[SUPPLIED RECORDS — start]

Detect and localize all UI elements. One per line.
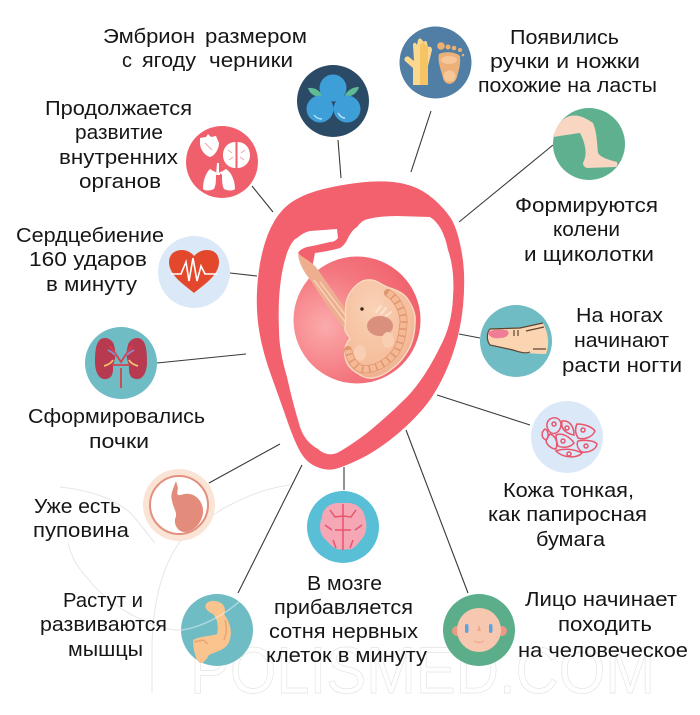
text: brain: [266, 572, 428, 667]
text: muscles: развиваются: [40, 613, 167, 636]
icon: heart rate: [158, 236, 230, 308]
embryo eye: [360, 307, 364, 311]
icon: embryo with umbilical cord: [143, 469, 215, 541]
text: hands and feet: [478, 26, 657, 97]
embryo spine segments: [348, 293, 404, 369]
text: heartbeat: 160 ударов: [29, 248, 147, 271]
icon: muscle arm: [181, 594, 253, 666]
text: berry size: с: [122, 49, 132, 72]
text: internal organs: внутренних: [59, 146, 179, 169]
text: berry size: ягоду: [142, 49, 197, 72]
text: brain: В мозге: [307, 572, 382, 595]
text: internal organs: органов: [79, 170, 161, 193]
text: hands and feet: похожие на ласты: [478, 74, 657, 97]
uterus: [257, 181, 464, 470]
text: umbilical cord: Уже есть: [34, 495, 121, 518]
umbilical cord: [298, 254, 358, 336]
text: internal organs: развитие: [75, 121, 163, 144]
text: hands and feet: ручки и ножки: [490, 50, 640, 73]
text: skin: бумага: [536, 528, 606, 551]
text: berry size: черники: [209, 49, 293, 72]
text: heartbeat: [16, 224, 164, 296]
text: skin: [488, 479, 647, 551]
watermark: POLISMED.COM: [190, 633, 655, 707]
watermark: [60, 485, 655, 707]
text: kidneys: [28, 405, 205, 453]
icon: blueberries: [297, 65, 369, 137]
text: muscles: Растут и: [63, 589, 143, 612]
text: muscles: [40, 589, 167, 661]
text: face: [518, 588, 688, 662]
icon: internal organs: [186, 126, 258, 198]
text: toenails: На ногах: [576, 304, 664, 327]
text: knees: и щиколотки: [524, 243, 654, 266]
text: skin: как папиросная: [488, 503, 647, 526]
icon: leg: [553, 108, 625, 180]
text: face: Лицо начинает: [525, 588, 678, 611]
text: toenails: начинают: [574, 329, 670, 352]
text: kidneys: почки: [89, 430, 149, 453]
icon: hands and feet: [400, 26, 472, 98]
text: face: на человеческое: [518, 639, 688, 662]
text: skin: Кожа тонкая,: [503, 479, 634, 502]
text: berry size: размером: [205, 25, 307, 48]
icon: skin cells: [531, 401, 603, 473]
icon: kidneys: [85, 327, 157, 399]
icon: toenail: [480, 305, 552, 377]
text: kidneys: Сформировались: [28, 405, 205, 428]
text: hands and feet: Появились: [510, 26, 619, 49]
text: internal organs: Продолжается: [45, 97, 192, 120]
text: brain: прибавляется: [274, 596, 413, 619]
text: toenails: расти ногти: [562, 354, 682, 377]
embryo heart region: [367, 316, 393, 336]
text: heartbeat: в минуту: [46, 273, 138, 296]
text: brain: клеток в минуту: [266, 644, 428, 667]
embryo body: [345, 280, 415, 378]
text: berry size: [103, 25, 307, 72]
text: umbilical cord: [33, 495, 130, 542]
icon: baby face: [443, 594, 515, 666]
embryo: [298, 254, 415, 378]
text: knees: колени: [553, 218, 620, 241]
text: berry size: Эмбрион: [103, 25, 195, 48]
text: umbilical cord: пуповина: [33, 519, 130, 542]
text: heartbeat: Сердцебиение: [16, 224, 164, 247]
text: toenails: [562, 304, 682, 377]
connector lines: [157, 111, 553, 593]
amniotic sac: [294, 256, 420, 384]
text: muscles: мышцы: [68, 638, 143, 661]
text: internal organs: [45, 97, 192, 193]
text: knees: Формируются: [515, 194, 658, 217]
text: brain: сотня нервных: [269, 620, 419, 643]
icon: brain: [307, 491, 379, 563]
text: knees: [515, 194, 658, 266]
text: face: походить: [558, 613, 652, 636]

[SUPPLIED RECORDS — finish]

■ **EXERCISE DIRECTIONS**
Exclude the pictures and transcribe all of the entries exactly.

■ **COMPLETED TASK**
Detect and localize all UI elements. One per line.
text: brain: [266, 572, 428, 667]
text: muscles: развиваются: [40, 613, 167, 636]
icon: heart rate: [158, 236, 230, 308]
embryo eye: [360, 307, 364, 311]
icon: embryo with umbilical cord: [143, 469, 215, 541]
text: hands and feet: [478, 26, 657, 97]
embryo spine segments: [348, 293, 404, 369]
text: heartbeat: 160 ударов: [29, 248, 147, 271]
icon: muscle arm: [181, 594, 253, 666]
text: berry size: с: [122, 49, 132, 72]
text: internal organs: внутренних: [59, 146, 179, 169]
text: berry size: ягоду: [142, 49, 197, 72]
text: brain: В мозге: [307, 572, 382, 595]
text: internal organs: органов: [79, 170, 161, 193]
text: hands and feet: похожие на ласты: [478, 74, 657, 97]
uterus: [257, 181, 464, 470]
text: umbilical cord: Уже есть: [34, 495, 121, 518]
umbilical cord: [298, 254, 358, 336]
text: internal organs: развитие: [75, 121, 163, 144]
text: hands and feet: ручки и ножки: [490, 50, 640, 73]
text: skin: бумага: [536, 528, 606, 551]
text: berry size: черники: [209, 49, 293, 72]
text: heartbeat: [16, 224, 164, 296]
text: skin: [488, 479, 647, 551]
watermark: POLISMED.COM: [190, 633, 655, 707]
watermark: [60, 485, 655, 707]
text: kidneys: [28, 405, 205, 453]
icon: blueberries: [297, 65, 369, 137]
text: muscles: Растут и: [63, 589, 143, 612]
text: muscles: [40, 589, 167, 661]
text: face: [518, 588, 688, 662]
icon: internal organs: [186, 126, 258, 198]
text: toenails: На ногах: [576, 304, 664, 327]
text: knees: и щиколотки: [524, 243, 654, 266]
text: skin: как папиросная: [488, 503, 647, 526]
icon: leg: [553, 108, 625, 180]
text: face: Лицо начинает: [525, 588, 678, 611]
text: toenails: начинают: [574, 329, 670, 352]
text: kidneys: почки: [89, 430, 149, 453]
icon: hands and feet: [400, 26, 472, 98]
text: face: на человеческое: [518, 639, 688, 662]
text: skin: Кожа тонкая,: [503, 479, 634, 502]
text: berry size: размером: [205, 25, 307, 48]
icon: skin cells: [531, 401, 603, 473]
icon: kidneys: [85, 327, 157, 399]
icon: toenail: [480, 305, 552, 377]
text: kidneys: Сформировались: [28, 405, 205, 428]
text: hands and feet: Появились: [510, 26, 619, 49]
text: internal organs: Продолжается: [45, 97, 192, 120]
text: brain: прибавляется: [274, 596, 413, 619]
text: toenails: расти ногти: [562, 354, 682, 377]
embryo heart region: [367, 316, 393, 336]
text: heartbeat: в минуту: [46, 273, 138, 296]
text: brain: клеток в минуту: [266, 644, 428, 667]
embryo body: [345, 280, 415, 378]
text: berry size: [103, 25, 307, 72]
text: umbilical cord: [33, 495, 130, 542]
icon: baby face: [443, 594, 515, 666]
embryo: [298, 254, 415, 378]
text: knees: колени: [553, 218, 620, 241]
text: berry size: Эмбрион: [103, 25, 195, 48]
text: umbilical cord: пуповина: [33, 519, 130, 542]
text: heartbeat: Сердцебиение: [16, 224, 164, 247]
text: toenails: [562, 304, 682, 377]
connector lines: [157, 111, 553, 593]
amniotic sac: [294, 256, 420, 384]
text: muscles: мышцы: [68, 638, 143, 661]
text: internal organs: [45, 97, 192, 193]
text: knees: Формируются: [515, 194, 658, 217]
text: brain: сотня нервных: [269, 620, 419, 643]
icon: brain: [307, 491, 379, 563]
text: knees: [515, 194, 658, 266]
text: face: походить: [558, 613, 652, 636]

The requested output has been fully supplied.